• _TASK REQUIREMENTS_
Copy down every line where the string "只是有沒有強制執行而已" shows up.

Entries from a dataset:
----------

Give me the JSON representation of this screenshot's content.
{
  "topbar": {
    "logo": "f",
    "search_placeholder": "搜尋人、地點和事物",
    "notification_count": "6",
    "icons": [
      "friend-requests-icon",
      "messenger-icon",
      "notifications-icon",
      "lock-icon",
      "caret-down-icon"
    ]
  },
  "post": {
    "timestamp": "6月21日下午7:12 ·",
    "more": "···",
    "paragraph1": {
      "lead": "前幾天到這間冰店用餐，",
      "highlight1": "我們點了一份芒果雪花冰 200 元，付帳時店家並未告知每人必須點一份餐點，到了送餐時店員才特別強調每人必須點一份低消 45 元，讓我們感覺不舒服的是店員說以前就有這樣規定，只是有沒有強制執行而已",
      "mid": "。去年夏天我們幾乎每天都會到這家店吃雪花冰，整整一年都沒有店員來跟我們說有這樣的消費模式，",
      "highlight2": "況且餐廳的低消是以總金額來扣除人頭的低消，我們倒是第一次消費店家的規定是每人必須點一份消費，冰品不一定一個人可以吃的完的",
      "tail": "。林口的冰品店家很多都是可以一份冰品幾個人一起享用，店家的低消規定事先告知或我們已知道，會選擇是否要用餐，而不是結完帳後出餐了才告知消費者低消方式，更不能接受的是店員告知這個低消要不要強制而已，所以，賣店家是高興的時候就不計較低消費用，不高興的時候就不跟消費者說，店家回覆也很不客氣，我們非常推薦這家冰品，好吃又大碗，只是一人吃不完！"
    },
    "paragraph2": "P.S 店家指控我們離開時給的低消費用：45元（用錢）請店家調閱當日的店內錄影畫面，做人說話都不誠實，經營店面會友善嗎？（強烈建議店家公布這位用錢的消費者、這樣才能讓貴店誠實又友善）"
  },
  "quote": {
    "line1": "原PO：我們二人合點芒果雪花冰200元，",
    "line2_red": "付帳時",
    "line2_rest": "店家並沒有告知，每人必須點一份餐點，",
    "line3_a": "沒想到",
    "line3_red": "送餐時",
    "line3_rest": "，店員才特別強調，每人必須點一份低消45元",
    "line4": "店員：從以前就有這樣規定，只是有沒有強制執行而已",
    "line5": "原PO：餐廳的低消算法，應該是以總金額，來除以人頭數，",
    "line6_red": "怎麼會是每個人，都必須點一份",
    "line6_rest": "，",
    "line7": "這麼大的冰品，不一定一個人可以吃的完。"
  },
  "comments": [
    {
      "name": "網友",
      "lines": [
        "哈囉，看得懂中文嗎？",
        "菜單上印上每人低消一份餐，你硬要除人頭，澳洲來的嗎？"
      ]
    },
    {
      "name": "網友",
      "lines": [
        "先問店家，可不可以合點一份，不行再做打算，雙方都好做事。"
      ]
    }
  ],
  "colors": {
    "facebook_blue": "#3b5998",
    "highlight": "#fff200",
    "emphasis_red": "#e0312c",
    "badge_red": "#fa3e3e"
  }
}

----------

• _WORKED ANSWER_
      "highlight1": "我們點了一份芒果雪花冰 200 元，付帳時店家並未告知每人必須點一份餐點，到了送餐時店員才特別強調每人必須點一份低消 45 元，讓我們感覺不舒服的是店員說以前就有這樣規定，只是有沒有強制執行而已",
    "line4": "店員：從以前就有這樣規定，只是有沒有強制執行而已",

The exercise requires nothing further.